-------- Records --------

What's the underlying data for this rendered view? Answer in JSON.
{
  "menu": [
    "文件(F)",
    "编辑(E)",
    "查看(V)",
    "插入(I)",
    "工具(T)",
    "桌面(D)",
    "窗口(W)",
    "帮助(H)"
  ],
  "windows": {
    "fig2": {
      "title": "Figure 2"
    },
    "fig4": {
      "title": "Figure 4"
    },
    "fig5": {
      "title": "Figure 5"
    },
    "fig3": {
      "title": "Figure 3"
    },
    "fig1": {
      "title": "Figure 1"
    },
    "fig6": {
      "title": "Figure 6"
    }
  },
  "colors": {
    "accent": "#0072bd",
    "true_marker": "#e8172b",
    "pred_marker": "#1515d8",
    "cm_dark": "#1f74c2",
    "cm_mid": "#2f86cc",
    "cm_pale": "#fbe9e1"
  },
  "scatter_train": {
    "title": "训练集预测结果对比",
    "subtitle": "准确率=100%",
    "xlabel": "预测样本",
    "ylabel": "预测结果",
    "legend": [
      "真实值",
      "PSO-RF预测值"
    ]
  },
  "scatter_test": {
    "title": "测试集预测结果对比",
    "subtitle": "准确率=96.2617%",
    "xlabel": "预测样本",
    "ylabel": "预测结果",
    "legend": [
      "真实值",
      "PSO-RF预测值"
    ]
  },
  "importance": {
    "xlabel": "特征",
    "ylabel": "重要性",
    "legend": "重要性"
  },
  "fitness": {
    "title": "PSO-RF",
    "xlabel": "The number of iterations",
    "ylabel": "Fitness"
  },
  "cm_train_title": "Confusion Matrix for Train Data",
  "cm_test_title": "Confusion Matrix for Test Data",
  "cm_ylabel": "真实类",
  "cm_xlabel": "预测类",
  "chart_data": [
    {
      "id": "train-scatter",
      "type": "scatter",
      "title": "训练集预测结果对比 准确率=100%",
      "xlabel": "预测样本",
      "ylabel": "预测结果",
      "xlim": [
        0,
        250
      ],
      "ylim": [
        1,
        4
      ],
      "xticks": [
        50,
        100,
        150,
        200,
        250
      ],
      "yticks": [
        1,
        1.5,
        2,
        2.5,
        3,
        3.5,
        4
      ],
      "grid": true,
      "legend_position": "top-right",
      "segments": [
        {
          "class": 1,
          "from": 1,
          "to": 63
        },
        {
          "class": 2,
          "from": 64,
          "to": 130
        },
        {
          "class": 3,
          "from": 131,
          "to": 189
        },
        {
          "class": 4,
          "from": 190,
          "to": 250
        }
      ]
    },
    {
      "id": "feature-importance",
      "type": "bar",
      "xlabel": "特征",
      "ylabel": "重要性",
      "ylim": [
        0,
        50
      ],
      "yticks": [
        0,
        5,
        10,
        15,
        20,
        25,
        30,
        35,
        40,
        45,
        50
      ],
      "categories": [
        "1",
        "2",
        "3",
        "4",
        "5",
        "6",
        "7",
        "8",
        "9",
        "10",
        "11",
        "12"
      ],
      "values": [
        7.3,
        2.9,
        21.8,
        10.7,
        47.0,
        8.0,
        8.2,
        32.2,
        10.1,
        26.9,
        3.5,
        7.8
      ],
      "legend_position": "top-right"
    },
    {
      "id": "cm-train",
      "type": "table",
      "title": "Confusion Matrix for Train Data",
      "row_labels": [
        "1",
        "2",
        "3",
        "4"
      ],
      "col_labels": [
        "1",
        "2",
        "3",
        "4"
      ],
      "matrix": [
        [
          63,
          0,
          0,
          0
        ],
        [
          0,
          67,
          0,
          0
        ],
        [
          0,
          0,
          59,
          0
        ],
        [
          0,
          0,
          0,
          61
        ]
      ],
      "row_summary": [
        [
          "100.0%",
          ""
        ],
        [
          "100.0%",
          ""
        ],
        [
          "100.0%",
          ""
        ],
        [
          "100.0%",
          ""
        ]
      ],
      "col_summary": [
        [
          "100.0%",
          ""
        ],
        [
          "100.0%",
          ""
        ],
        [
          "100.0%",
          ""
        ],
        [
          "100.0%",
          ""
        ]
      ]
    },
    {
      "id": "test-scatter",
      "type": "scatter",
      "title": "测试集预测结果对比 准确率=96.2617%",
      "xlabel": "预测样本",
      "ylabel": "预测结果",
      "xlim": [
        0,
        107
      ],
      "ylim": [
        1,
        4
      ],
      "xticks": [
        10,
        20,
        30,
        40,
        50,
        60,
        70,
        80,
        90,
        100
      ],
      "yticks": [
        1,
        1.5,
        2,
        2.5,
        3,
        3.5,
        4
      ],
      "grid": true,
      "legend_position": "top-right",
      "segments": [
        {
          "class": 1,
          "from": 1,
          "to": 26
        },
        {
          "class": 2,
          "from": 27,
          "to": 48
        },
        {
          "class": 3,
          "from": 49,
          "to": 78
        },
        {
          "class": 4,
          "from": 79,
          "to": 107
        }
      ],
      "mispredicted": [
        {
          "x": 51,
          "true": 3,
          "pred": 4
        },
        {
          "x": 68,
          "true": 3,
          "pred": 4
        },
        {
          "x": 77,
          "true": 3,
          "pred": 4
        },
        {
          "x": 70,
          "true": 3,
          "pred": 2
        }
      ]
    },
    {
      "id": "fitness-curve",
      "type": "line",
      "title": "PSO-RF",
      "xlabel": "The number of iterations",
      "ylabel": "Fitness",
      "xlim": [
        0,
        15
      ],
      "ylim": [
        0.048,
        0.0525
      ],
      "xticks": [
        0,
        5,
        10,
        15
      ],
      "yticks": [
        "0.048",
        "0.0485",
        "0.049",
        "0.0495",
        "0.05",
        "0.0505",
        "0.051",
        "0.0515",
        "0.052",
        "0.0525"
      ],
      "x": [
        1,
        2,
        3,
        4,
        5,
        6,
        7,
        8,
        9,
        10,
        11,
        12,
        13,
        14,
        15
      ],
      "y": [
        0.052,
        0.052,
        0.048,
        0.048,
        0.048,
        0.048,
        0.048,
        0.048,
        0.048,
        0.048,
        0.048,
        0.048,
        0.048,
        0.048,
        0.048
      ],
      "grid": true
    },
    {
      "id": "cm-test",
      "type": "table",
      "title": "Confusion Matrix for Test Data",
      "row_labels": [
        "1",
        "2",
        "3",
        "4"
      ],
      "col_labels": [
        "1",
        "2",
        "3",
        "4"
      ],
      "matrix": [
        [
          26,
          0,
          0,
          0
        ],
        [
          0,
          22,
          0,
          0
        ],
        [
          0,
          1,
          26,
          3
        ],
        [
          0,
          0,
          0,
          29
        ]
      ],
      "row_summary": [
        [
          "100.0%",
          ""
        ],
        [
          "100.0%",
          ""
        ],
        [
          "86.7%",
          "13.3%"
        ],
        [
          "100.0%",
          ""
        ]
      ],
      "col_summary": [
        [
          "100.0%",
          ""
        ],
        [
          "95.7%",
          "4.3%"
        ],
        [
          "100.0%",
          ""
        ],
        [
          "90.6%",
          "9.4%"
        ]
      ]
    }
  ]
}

--------

● **Written request**
Return the lines of the records that include the string "iterations".

● **Result for this task**
    "xlabel": "The number of iterations",
      "xlabel": "The number of iterations",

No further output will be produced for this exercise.